Challenge –
Extract each line bearing the word "Google".

Saved entries

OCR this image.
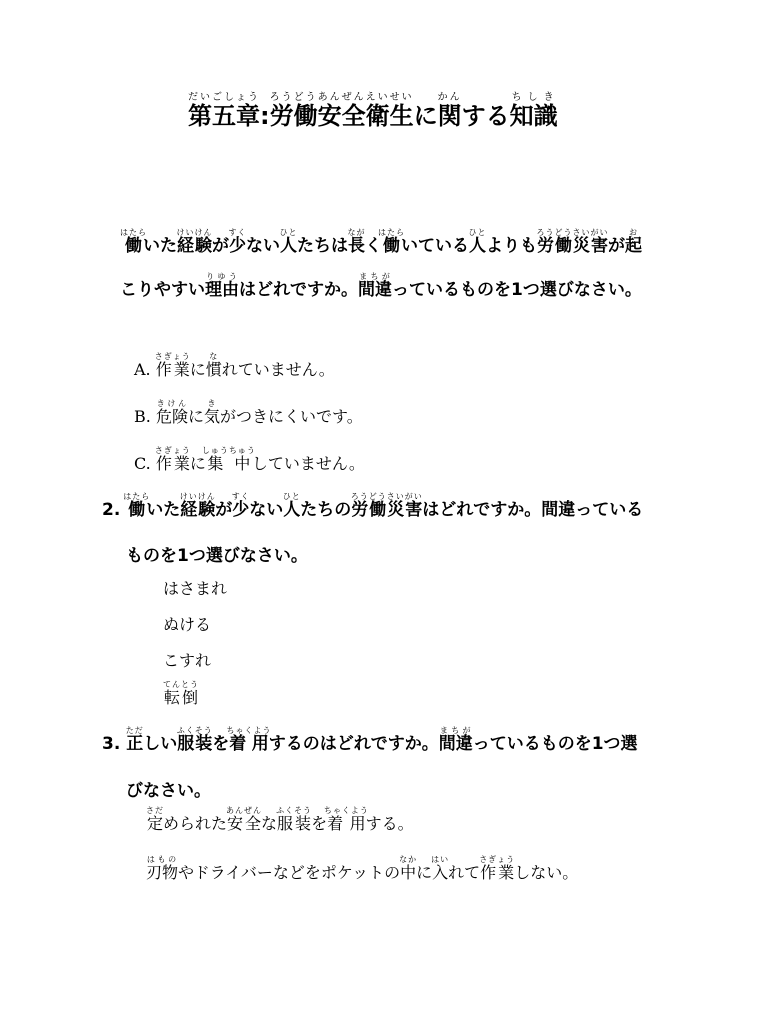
第五章だいごしょう:労働安全衛生ろうどうあんぜんえいせいに関かんする知識ちしき
働はたらいた経験けいけんが少すくない人ひとたちは長ながく働はたらいている人ひとよりも労働災害ろうどうさいがいが起お
こりやすい理由りゆうはどれですか。間違まちがっているものを1つ選びなさい。
A. 作業さぎょうに慣なれていません。
B. 危険きけんに気きがつきにくいです。
C. 作業さぎょうに集中しゅうちゅうしていません。
2. 働はたらいた経験けいけんが少すくない人ひとたちの労働災害ろうどうさいがいはどれですか。間違っている
ものを1つ選びなさい。
はさまれ
ぬける
こすれ
転倒てんとう
3. 正ただしい服装ふくそうを着用ちゃくようするのはどれですか。間違まちがっているものを1つ選
びなさい。
定さだめられた安全あんぜんな服装ふくそうを着用ちゃくようする。
刃物はものやドライバーなどをポケットの中なかに入はいれて作業さぎょうしない。
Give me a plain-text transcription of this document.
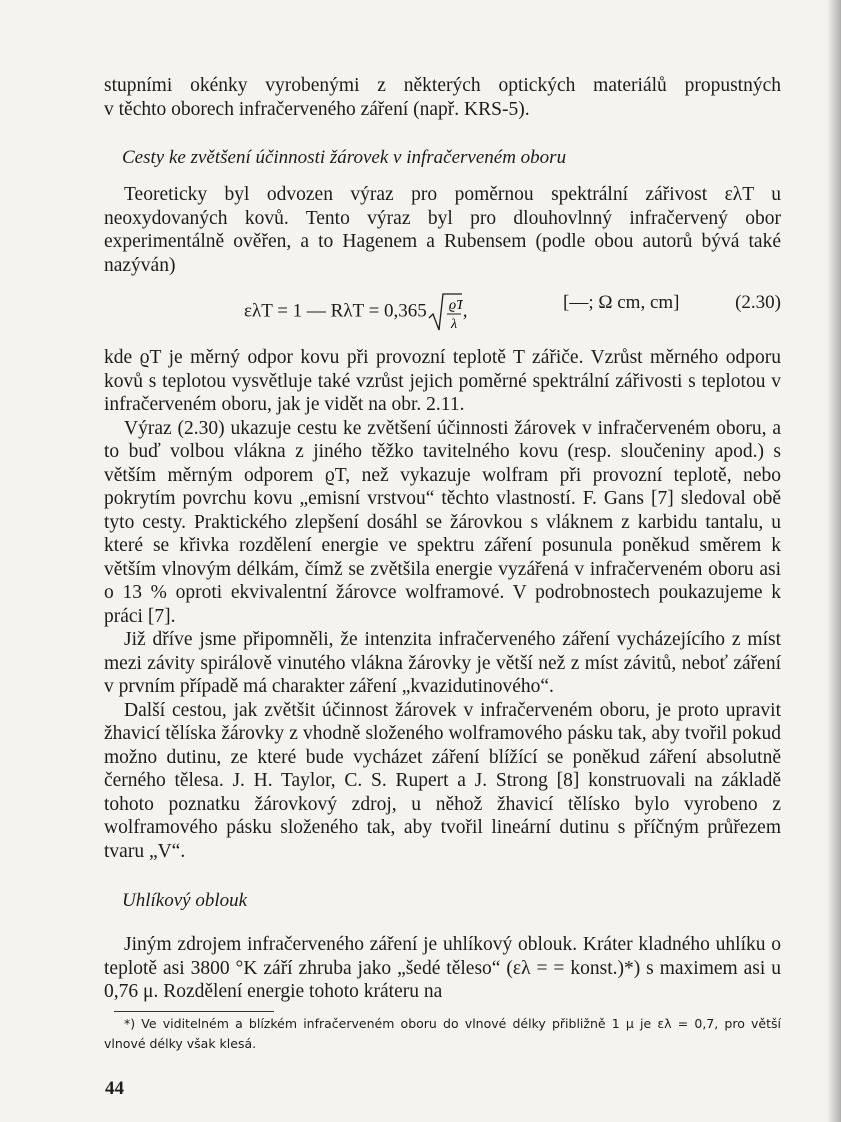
stupními okénky vyrobenými z některých optických materiálů propustných
v těchto oborech infračerveného záření (např. KRS-5).
Cesty ke zvětšení účinnosti žárovek v infračerveném oboru

Teoreticky byl odvozen výraz pro poměrnou spektrální zářivost ελT u neoxydovaných kovů. Tento výraz byl pro dlouhovlnný infračervený obor experimentálně ověřen, a to Hagenem a Rubensem (podle obou autorů bývá také nazýván)

ελT = 1 — RλT = 0,365 ϱT
λ
,	[—; Ω cm, cm]	(2.30)

kde ϱT je měrný odpor kovu při provozní teplotě T zářiče. Vzrůst měrného odporu kovů s teplotou vysvětluje také vzrůst jejich poměrné spektrální zářivosti s teplotou v infračerveném oboru, jak je vidět na obr. 2.11.

Výraz (2.30) ukazuje cestu ke zvětšení účinnosti žárovek v infračerveném oboru, a to buď volbou vlákna z jiného těžko tavitelného kovu (resp. sloučeniny apod.) s větším měrným odporem ϱT, než vykazuje wolfram při provozní teplotě, nebo pokrytím povrchu kovu „emisní vrstvou“ těchto vlastností. F. Gans [7] sledoval obě tyto cesty. Praktického zlepšení dosáhl se žárovkou s vláknem z karbidu tantalu, u které se křivka rozdělení energie ve spektru záření posunula poněkud směrem k větším vlnovým délkám, čímž se zvětšila energie vyzářená v infračerveném oboru asi o 13 % oproti ekvivalentní žárovce wolframové. V podrobnostech poukazujeme k práci [7].

Již dříve jsme připomněli, že intenzita infračerveného záření vycházejícího z míst mezi závity spirálově vinutého vlákna žárovky je větší než z míst závitů, neboť záření v prvním případě má charakter záření „kvazidutinového“.

Další cestou, jak zvětšit účinnost žárovek v infračerveném oboru, je proto upravit žhavicí tělíska žárovky z vhodně složeného wolframového pásku tak, aby tvořil pokud možno dutinu, ze které bude vycházet záření blížící se poněkud záření absolutně černého tělesa. J. H. Taylor, C. S. Rupert a J. Strong [8] konstruovali na základě tohoto poznatku žárovkový zdroj, u něhož žhavicí tělísko bylo vyrobeno z wolframového pásku složeného tak, aby tvořil lineární dutinu s příčným průřezem tvaru „V“.

Uhlíkový oblouk

Jiným zdrojem infračerveného záření je uhlíkový oblouk. Kráter kladného uhlíku o teplotě asi 3800 °K září zhruba jako „šedé těleso“ (ελ = = konst.)*) s maximem asi u 0,76 μ. Rozdělení energie tohoto kráteru na

*) Ve viditelném a blízkém infračerveném oboru do vlnové délky přibližně 1 μ je ελ = 0,7, pro větší vlnové délky však klesá.

44
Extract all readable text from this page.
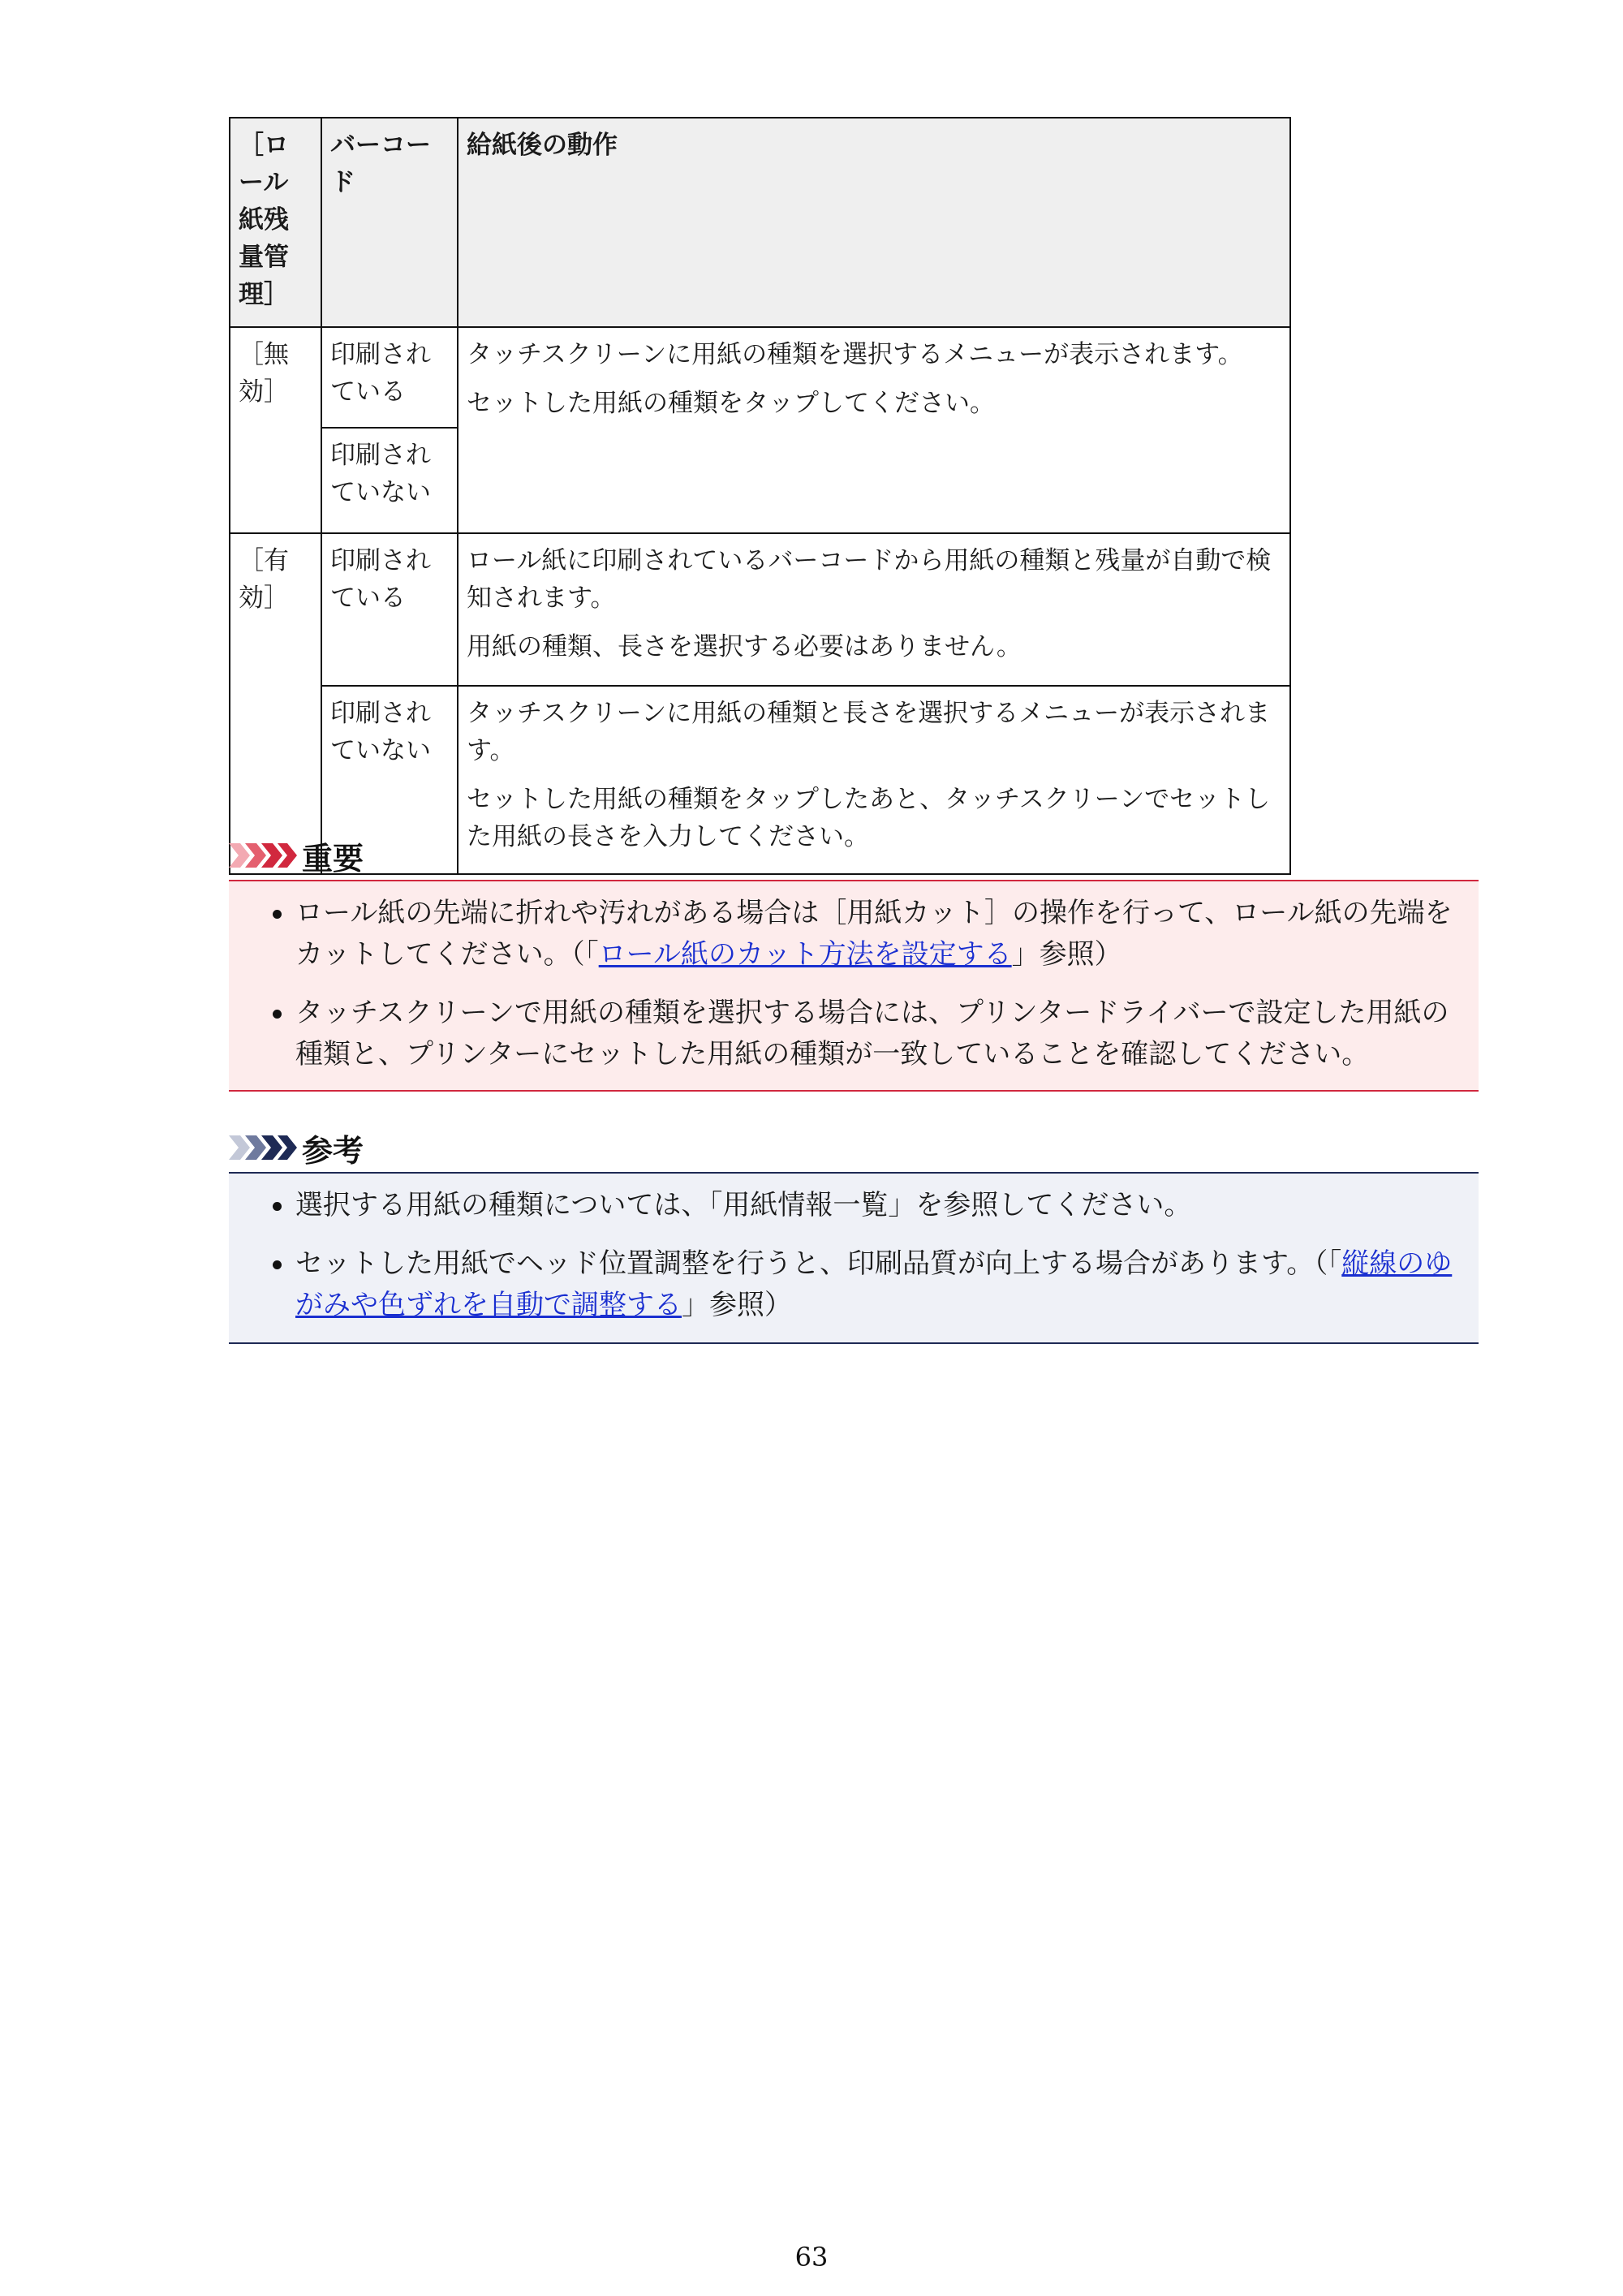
［ロール紙残量管理］	バーコード	給紙後の動作
［無効］	印刷されている	タッチスクリーンに用紙の種類を選択するメニューが表示されます。

セットした用紙の種類をタップしてください。

	印刷されていない	
［有効］	印刷されている	ロール紙に印刷されているバーコードから用紙の種類と残量が自動で検知されます。

用紙の種類、長さを選択する必要はありません。

	印刷されていない	タッチスクリーンに用紙の種類と長さを選択するメニューが表示されます。

セットした用紙の種類をタップしたあと、タッチスクリーンでセットした用紙の長さを入力してください。

重要
ロール紙の先端に折れや汚れがある場合は［用紙カット］の操作を行って、ロール紙の先端をカットしてください。（「ロール紙のカット方法を設定する」参照）
タッチスクリーンで用紙の種類を選択する場合には、プリンタードライバーで設定した用紙の種類と、プリンターにセットした用紙の種類が一致していることを確認してください。
参考
選択する用紙の種類については、「用紙情報一覧」を参照してください。
セットした用紙でヘッド位置調整を行うと、印刷品質が向上する場合があります。（「縦線のゆがみや色ずれを自動で調整する」参照）
63
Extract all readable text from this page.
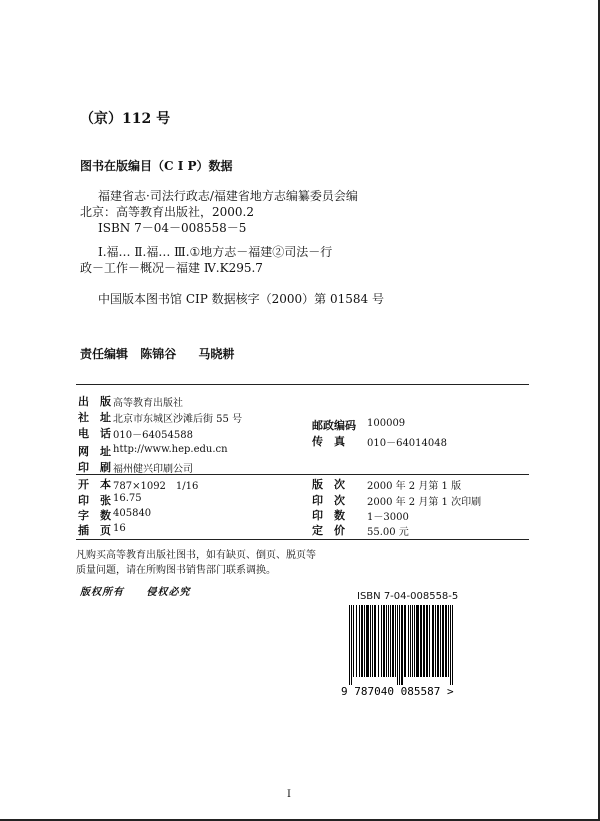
（京）112 号
图书在版编目（C I P）数据
福建省志·司法行政志/福建省地方志编纂委员会编
北京：高等教育出版社，2000.2
ISBN 7－04－008558－5
Ⅰ.福… Ⅱ.福… Ⅲ.①地方志－福建②司法－行
政－工作－概况－福建 Ⅳ.K295.7
中国版本图书馆 CIP 数据核字（2000）第 01584 号
责任编辑 陈锦谷 马晓耕
出　版 高等教育出版社
社　址 北京市东城区沙滩后街 55 号
电　话 010－64054588
网　址 http://www.hep.edu.cn
印　刷 福州健兴印刷公司
开　本 787×1092　1/16
印　张 16.75
字　数 405840
插　页 16
邮政编码 100009
传　真 010－64014048
版　次 2000 年 2 月第 1 版
印　次 2000 年 2 月第 1 次印刷
印　数 1－3000
定　价 55.00 元
凡购买高等教育出版社图书，如有缺页、倒页、脱页等
质量问题，请在所购图书销售部门联系调换。
版权所有 侵权必究	ISBN 7-04-008558-5
9 787040 085587 >
I
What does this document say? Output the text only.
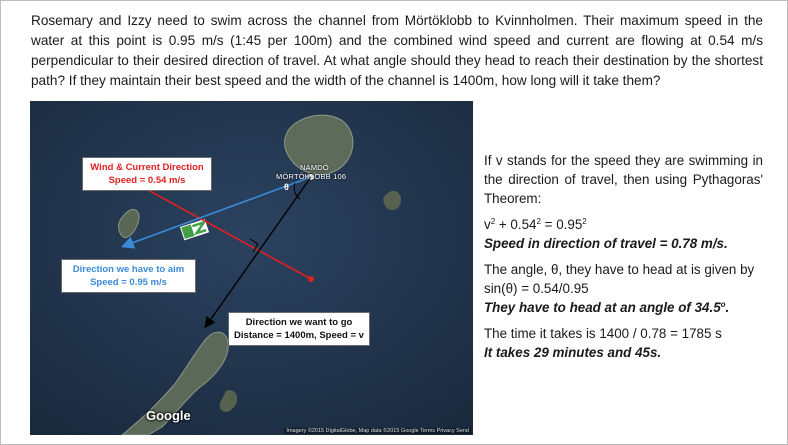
Rosemary and Izzy need to swim across the channel from Mörtöklobb to Kvinnholmen. Their maximum speed in the water at this point is 0.95 m/s (1:45 per 100m) and the combined wind speed and current are flowing at 0.54 m/s perpendicular to their desired direction of travel. At what angle should they head to reach their destination by the shortest path? If they maintain their best speed and the width of the channel is 1400m, how long will it take them?
NAMDÖ
MÖRTÖKLOBB 106
θ
Wind & Current Direction
Speed = 0.54 m/s
Direction we have to aim
Speed = 0.95 m/s
Direction we want to go
Distance = 1400m, Speed = v
Google
Imagery ©2015 DigitalGlobe, Map data ©2015 Google Terms Privacy Send

If v stands for the speed they are swimming in the direction of travel, then using Pythagoras' Theorem:

$v^2 + 0.54^2 = 0.95^2$

Speed in direction of travel = 0.78 m/s.

The angle, θ, they have to head at is given by
sin(θ) = 0.54/0.95

They have to head at an angle of 34.5$^o$.

The time it takes is 1400 / 0.78 = 1785 s
It takes 29 minutes and 45s.
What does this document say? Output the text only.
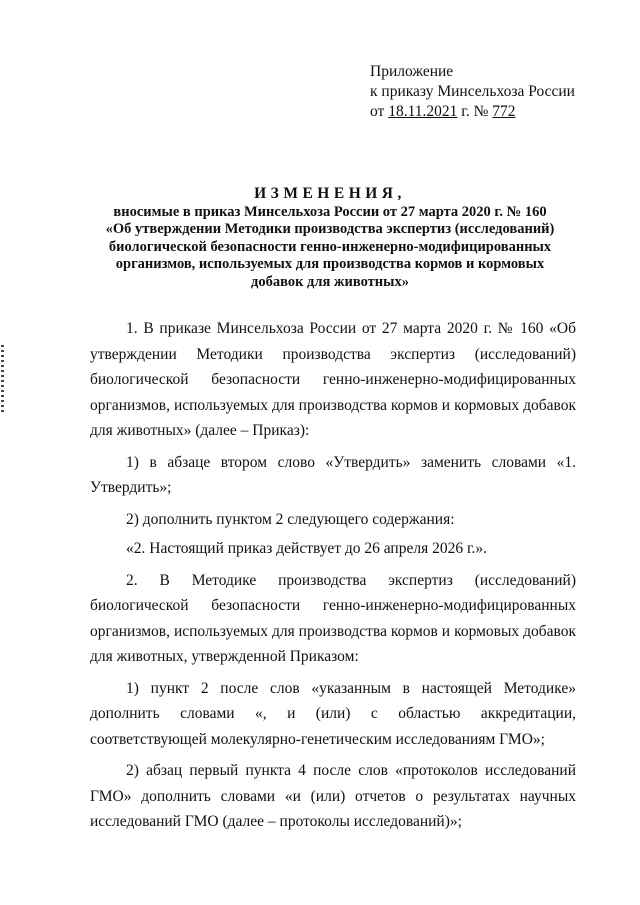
Приложение
к приказу Минсельхоза России
от 18.11.2021 г. № 772
ИЗМЕНЕНИЯ,
вносимые в приказ Минсельхоза России от 27 марта 2020 г. № 160
«Об утверждении Методики производства экспертиз (исследований)
биологической безопасности генно-инженерно-модифицированных
организмов, используемых для производства кормов и кормовых
добавок для животных»

1. В приказе Минсельхоза России от 27 марта 2020 г. № 160 «Об утверждении Методики производства экспертиз (исследований) биологической безопасности генно-инженерно-модифицированных организмов, используемых для производства кормов и кормовых добавок для животных» (далее – Приказ):

1) в абзаце втором слово «Утвердить» заменить словами «1. Утвердить»;

2) дополнить пунктом 2 следующего содержания:

«2. Настоящий приказ действует до 26 апреля 2026 г.».

2. В Методике производства экспертиз (исследований) биологической безопасности генно-инженерно-модифицированных организмов, используемых для производства кормов и кормовых добавок для животных, утвержденной Приказом:

1) пункт 2 после слов «указанным в настоящей Методике» дополнить словами «, и (или) с областью аккредитации, соответствующей молекулярно-генетическим исследованиям ГМО»;

2) абзац первый пункта 4 после слов «протоколов исследований ГМО» дополнить словами «и (или) отчетов о результатах научных исследований ГМО (далее – протоколы исследований)»;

Output of the task –
Google
Imagery ©2015 DigitalGlobe, Map data ©2015 Google Terms Privacy Send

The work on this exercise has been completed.